■ **Information supplied**:
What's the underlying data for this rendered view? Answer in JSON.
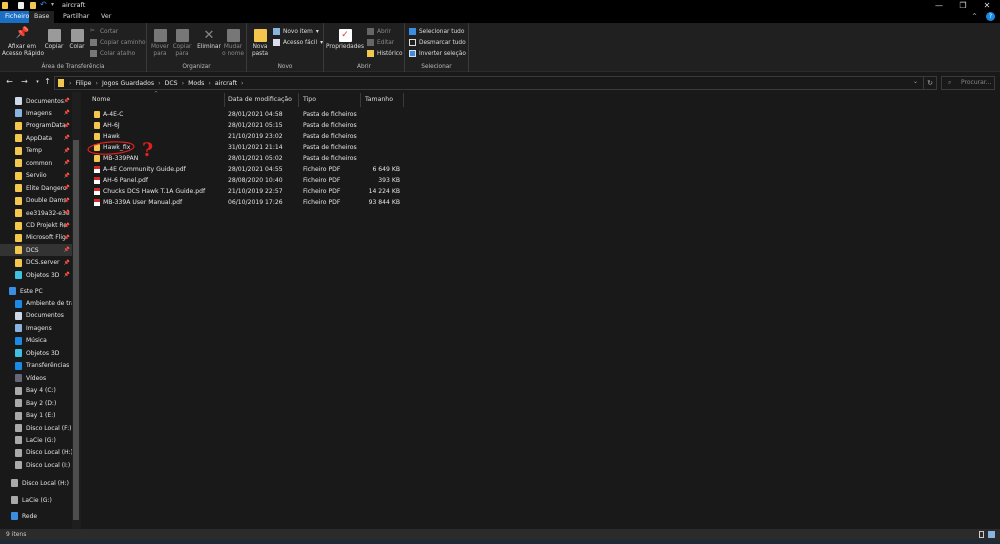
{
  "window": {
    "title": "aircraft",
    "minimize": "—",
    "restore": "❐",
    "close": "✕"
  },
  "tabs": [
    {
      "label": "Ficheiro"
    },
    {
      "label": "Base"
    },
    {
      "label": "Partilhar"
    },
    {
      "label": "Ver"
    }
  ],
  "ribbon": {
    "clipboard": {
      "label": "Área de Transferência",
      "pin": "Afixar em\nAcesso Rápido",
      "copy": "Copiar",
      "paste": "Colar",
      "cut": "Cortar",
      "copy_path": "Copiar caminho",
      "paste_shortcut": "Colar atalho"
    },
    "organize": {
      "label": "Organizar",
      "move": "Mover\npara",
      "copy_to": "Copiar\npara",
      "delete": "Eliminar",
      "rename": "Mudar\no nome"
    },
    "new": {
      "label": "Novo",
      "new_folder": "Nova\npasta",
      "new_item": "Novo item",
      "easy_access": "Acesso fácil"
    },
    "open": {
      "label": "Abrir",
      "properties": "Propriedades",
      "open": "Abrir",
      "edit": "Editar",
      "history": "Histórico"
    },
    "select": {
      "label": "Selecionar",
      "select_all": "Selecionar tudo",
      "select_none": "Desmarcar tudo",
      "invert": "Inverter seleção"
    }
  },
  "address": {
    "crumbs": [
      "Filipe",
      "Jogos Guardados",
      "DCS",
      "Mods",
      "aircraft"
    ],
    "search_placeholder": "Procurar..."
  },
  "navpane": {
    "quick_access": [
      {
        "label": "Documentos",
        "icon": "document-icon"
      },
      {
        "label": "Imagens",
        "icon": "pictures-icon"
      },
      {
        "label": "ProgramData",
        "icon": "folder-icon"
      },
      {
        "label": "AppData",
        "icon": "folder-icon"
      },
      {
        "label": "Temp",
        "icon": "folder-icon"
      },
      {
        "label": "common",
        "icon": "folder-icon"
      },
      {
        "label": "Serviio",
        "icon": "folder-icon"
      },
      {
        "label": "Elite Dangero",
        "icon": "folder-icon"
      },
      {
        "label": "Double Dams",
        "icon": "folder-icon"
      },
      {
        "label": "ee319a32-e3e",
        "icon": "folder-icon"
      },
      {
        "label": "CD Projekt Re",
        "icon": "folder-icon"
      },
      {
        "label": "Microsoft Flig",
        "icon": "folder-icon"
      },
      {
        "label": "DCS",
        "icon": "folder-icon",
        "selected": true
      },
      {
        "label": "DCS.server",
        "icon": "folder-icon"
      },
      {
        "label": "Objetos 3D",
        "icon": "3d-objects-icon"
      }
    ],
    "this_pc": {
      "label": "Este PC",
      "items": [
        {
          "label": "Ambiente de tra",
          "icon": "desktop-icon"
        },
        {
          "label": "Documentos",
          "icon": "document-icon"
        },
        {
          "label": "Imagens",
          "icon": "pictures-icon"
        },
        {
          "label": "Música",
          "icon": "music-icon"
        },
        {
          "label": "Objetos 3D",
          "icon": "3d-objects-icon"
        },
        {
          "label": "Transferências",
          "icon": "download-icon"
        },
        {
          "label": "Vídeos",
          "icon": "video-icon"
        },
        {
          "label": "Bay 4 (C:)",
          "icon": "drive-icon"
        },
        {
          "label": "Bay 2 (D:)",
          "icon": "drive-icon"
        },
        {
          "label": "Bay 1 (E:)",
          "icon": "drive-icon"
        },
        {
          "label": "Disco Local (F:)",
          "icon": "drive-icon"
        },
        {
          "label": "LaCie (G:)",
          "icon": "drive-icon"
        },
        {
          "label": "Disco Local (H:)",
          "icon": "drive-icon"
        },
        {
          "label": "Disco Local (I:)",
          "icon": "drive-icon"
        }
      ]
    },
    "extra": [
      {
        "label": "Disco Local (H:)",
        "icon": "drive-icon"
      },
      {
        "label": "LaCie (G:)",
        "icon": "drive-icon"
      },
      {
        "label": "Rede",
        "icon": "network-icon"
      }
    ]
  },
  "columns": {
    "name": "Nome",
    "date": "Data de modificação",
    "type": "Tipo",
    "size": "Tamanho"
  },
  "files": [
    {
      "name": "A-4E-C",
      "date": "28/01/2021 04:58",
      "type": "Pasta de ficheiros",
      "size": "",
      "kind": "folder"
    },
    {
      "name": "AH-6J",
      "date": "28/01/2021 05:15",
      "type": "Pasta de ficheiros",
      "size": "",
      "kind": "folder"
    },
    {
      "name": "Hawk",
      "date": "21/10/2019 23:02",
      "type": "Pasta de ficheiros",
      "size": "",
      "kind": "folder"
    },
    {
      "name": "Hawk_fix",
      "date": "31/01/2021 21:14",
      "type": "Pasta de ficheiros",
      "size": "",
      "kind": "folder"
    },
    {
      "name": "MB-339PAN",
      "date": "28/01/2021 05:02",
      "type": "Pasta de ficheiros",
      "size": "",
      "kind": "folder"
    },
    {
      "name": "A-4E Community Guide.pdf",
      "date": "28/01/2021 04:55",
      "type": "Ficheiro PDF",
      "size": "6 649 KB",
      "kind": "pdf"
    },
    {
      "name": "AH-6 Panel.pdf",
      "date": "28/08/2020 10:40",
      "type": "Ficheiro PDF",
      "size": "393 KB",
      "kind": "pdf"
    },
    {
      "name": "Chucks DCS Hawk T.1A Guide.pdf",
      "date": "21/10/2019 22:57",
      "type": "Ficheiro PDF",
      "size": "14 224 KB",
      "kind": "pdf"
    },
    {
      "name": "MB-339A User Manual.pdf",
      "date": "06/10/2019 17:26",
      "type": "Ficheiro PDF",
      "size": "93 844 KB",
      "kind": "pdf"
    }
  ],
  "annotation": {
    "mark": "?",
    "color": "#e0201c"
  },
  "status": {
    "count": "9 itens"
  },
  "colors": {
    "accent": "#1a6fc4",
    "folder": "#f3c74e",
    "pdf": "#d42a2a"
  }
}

---

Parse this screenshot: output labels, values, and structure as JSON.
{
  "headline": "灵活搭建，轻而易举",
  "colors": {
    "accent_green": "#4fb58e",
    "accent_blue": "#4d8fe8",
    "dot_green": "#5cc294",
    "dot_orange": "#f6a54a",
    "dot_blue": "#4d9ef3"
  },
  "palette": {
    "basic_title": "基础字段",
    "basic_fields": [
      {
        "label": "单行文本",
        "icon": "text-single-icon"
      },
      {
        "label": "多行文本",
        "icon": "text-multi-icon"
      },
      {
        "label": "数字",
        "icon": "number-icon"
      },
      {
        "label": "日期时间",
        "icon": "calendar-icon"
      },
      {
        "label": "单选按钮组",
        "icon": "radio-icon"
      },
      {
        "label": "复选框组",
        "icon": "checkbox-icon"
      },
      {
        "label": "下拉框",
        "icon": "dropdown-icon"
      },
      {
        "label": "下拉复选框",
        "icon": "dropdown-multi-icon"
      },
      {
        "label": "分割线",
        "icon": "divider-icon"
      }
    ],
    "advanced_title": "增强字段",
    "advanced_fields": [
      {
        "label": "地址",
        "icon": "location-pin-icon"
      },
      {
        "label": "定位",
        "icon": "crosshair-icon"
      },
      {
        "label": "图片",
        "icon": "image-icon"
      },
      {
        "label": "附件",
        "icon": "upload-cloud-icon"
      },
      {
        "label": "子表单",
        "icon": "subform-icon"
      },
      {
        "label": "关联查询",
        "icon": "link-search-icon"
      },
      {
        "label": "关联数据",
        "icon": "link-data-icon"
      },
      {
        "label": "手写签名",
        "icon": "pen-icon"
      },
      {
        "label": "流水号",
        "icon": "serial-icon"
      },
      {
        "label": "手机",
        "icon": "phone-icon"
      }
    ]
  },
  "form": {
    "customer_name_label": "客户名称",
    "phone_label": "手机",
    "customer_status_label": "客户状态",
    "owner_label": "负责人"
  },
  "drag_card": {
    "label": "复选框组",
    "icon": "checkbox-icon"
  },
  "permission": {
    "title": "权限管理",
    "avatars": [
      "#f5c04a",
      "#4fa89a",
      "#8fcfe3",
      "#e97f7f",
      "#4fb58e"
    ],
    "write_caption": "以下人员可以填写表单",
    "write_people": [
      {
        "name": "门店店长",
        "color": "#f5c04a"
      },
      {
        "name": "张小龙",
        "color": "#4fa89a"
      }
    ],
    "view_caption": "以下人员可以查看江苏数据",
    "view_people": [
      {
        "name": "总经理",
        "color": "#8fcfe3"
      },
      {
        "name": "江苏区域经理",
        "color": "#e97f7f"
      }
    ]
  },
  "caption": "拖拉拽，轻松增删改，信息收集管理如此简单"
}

■ **Short task**: Pick out the lines above that hold the string "pictures" and show them.

■ **Final answer**:
        "icon": "pictures-icon"
          "icon": "pictures-icon"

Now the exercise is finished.